■ Document passage:
########################################
1:25 "Stand there," a production assistant tells me. "There" is between two Asian women from the planet Pretty and the country Fine. When Rapper T.I. starts performing, we're told, we need to dance, smile and pump our hands in the air. "T who?" Jessica Wen, 22, (aka Model No. 1) asks. My sentiments exactly.
1:45 I've been here for 75 minutes and still no Seth or Ryan. "I have them under lock and key," Schwartz jokes.
2:00 It's official: Most of the people here are models. Not fans. No one wants to sing the O.C. theme song. Most of the "background" — the extras — are hoping the power-tripping guy in the Punisher T-shirt will tap them to stand next to Ryan at the bar or dance beside Seth. The rumor on the set is, if they're picked, they'll be paid double the extra's day rate of $75.
2:15 Ryan, er, Ben, won't make eye contact with me. I've cornered him during a break to ask how the Miami shoot compares to last season's Las Vegas road trip and about nightlife on location. "It's awesome," he says. "No lines and I haven't paid for anything yet."
Next question: "So if Ryan were real, do you think you two would get along?"
"Yeah," Ben answers. "He's a smart, motivated, helluva guy. He'd be one of my boys."
"But why would he want to hang with you?" I blurt.
"He probably wouldn't," McKenzie says. "He's a lot cooler than me."
3:00 "Stand up. I want to see how tall you are." It's too late. The inappropriate words I thought are out of my mouth, and a puzzled Adam Brody dutifully stands. "You thought I'd be, like, 5-foot-6," he says, smiling. "Dude, I'm 5-foot-11!" And broader than I expected. But his rapid-fire, half-completed sentences are pure Seth. I spend the next 15 minutes grilling him about his episode of Punk'd, the rainy Spiderman episode of The O.C. and why he hates Vegas. I also try to get him to talk about his real-life love Rachel Bilson, aka Summer (who's watching us from a few feet away). No luck. At one point, I have to remind myself that even if he were Seth and not Adam, even if his girlfriend weren't sitting a few feet away, it would not be appropriate to put my arms around his tiny little waist. "Summer's not in this episode," Schwartz says later. "Rachel got down here on her own."
########################################
[Data entries]
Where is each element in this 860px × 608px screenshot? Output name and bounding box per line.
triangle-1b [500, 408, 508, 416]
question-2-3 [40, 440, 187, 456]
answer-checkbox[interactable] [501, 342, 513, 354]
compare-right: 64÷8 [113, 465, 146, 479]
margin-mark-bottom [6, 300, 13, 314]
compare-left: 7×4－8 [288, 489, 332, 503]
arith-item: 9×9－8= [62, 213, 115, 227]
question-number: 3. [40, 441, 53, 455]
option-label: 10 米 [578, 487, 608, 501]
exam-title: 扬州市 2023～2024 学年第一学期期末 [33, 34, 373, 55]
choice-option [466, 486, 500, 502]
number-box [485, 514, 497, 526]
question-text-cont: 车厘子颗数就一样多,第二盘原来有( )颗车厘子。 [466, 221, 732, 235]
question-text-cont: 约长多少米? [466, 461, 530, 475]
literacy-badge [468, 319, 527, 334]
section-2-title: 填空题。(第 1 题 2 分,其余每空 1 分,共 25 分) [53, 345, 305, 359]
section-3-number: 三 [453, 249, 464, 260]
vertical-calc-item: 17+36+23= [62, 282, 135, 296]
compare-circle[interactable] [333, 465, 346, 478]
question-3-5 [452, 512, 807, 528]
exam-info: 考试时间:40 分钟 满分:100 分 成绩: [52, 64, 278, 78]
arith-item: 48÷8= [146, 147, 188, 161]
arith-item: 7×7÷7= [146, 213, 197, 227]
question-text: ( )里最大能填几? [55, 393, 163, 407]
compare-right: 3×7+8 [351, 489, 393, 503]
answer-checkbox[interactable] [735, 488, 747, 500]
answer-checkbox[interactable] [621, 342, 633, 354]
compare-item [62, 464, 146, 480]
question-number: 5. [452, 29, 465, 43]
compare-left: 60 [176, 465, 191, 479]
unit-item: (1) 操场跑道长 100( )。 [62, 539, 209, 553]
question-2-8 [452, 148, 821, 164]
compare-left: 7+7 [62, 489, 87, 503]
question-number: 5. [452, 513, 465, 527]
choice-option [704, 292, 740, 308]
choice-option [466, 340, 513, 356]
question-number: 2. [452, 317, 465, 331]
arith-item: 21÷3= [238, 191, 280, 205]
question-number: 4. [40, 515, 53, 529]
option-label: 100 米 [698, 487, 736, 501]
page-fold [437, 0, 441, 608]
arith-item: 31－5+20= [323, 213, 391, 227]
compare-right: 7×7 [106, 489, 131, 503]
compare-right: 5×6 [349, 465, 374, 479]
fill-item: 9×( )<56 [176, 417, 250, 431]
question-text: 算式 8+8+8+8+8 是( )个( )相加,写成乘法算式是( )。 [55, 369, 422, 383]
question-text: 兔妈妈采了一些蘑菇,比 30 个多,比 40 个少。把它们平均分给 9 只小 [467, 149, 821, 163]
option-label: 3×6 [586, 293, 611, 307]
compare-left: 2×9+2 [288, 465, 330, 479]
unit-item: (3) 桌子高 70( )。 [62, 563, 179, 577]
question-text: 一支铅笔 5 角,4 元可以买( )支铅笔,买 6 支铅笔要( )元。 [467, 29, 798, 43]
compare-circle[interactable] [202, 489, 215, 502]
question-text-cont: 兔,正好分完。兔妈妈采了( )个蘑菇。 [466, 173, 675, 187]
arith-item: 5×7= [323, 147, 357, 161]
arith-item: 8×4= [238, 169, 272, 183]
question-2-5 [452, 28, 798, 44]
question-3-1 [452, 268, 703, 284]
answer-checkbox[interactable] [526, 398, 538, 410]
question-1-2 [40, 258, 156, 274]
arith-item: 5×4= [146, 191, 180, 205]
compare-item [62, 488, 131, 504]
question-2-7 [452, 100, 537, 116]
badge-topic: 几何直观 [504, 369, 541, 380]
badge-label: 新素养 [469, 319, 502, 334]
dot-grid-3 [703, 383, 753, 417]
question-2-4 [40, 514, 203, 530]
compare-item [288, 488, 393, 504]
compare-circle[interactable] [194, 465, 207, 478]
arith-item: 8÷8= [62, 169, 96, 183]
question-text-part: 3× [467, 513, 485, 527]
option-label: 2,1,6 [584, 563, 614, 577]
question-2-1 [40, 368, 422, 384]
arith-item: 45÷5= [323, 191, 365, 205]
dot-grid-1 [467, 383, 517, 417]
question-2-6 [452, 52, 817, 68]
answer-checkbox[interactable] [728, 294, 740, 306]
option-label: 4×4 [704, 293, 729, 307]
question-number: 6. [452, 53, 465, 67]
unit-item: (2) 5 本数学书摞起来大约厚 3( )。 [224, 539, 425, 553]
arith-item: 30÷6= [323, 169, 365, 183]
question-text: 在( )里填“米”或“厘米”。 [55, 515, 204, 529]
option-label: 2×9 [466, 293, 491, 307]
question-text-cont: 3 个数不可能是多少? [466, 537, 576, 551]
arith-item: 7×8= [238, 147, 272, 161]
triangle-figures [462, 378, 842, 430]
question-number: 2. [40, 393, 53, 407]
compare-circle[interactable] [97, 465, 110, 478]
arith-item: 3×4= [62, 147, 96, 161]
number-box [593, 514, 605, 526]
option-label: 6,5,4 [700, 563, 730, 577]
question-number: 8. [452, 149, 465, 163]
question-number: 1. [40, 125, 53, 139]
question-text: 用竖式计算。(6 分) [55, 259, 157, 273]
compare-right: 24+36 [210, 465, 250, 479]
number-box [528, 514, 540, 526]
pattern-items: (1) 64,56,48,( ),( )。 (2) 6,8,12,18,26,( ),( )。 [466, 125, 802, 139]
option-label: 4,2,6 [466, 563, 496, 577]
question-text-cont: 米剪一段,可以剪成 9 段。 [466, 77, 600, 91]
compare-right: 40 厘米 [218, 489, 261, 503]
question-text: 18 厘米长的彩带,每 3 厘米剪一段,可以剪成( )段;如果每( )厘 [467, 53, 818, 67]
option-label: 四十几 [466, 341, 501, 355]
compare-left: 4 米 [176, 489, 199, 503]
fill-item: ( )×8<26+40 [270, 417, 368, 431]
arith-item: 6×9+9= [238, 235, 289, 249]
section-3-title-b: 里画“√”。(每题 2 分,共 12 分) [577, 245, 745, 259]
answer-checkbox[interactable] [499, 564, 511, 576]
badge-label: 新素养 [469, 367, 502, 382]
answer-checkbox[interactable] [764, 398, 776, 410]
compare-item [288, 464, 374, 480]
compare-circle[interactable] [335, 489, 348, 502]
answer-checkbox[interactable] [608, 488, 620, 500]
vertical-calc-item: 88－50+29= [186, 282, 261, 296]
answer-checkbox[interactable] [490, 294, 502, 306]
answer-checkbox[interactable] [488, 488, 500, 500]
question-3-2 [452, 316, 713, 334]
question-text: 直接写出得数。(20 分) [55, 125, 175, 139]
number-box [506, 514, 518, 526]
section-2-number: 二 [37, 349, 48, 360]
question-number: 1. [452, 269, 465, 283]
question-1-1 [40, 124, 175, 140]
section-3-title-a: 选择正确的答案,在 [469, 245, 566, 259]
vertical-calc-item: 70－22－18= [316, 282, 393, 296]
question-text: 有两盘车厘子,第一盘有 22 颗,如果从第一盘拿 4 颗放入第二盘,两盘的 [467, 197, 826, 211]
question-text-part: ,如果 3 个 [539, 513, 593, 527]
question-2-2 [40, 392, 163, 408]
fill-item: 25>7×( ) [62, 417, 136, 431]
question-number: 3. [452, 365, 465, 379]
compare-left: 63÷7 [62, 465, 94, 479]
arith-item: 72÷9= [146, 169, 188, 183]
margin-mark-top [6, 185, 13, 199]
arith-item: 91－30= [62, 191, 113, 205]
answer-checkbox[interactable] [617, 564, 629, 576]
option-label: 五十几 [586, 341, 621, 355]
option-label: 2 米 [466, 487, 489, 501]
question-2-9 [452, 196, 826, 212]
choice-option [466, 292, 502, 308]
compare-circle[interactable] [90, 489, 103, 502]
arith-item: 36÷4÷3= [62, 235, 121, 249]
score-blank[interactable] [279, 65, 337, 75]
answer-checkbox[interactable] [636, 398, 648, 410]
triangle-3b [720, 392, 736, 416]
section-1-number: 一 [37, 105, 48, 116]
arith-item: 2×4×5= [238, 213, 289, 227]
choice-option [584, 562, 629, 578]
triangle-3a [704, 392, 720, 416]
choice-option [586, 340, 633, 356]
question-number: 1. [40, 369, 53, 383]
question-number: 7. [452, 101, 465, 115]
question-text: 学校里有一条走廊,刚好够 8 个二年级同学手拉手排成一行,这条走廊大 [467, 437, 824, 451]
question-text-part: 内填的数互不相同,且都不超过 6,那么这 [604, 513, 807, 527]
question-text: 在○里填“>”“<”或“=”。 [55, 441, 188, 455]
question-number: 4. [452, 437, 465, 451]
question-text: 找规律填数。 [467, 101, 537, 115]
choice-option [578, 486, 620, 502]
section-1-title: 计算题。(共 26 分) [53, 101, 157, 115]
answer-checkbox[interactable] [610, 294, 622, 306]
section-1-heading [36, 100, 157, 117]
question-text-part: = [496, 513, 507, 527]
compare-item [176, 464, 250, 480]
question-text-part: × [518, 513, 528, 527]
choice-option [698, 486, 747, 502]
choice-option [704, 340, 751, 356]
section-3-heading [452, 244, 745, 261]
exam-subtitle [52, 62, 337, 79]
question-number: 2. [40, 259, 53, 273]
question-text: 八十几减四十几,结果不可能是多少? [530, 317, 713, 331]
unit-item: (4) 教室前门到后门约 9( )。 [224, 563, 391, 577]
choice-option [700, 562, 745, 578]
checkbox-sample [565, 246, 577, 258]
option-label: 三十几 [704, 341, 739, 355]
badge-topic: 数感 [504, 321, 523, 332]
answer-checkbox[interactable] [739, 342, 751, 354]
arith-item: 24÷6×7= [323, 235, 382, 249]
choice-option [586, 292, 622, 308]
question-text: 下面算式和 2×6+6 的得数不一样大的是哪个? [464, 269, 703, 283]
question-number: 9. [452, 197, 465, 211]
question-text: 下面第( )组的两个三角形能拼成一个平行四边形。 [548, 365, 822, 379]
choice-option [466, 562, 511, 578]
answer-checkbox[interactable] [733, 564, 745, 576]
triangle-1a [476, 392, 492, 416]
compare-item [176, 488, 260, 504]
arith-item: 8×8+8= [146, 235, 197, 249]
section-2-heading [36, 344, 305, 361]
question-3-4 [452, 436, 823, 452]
########################################
■ Problem to work on:
Answer these questions about the O.C. set diary.
(a) What is the extras' day rate?
(b) Where was last season's road trip?
(c) What height does Adam Brody give for himself?

■ Answer space:
(a) $75
(b) Las Vegas
(c) 5-foot-11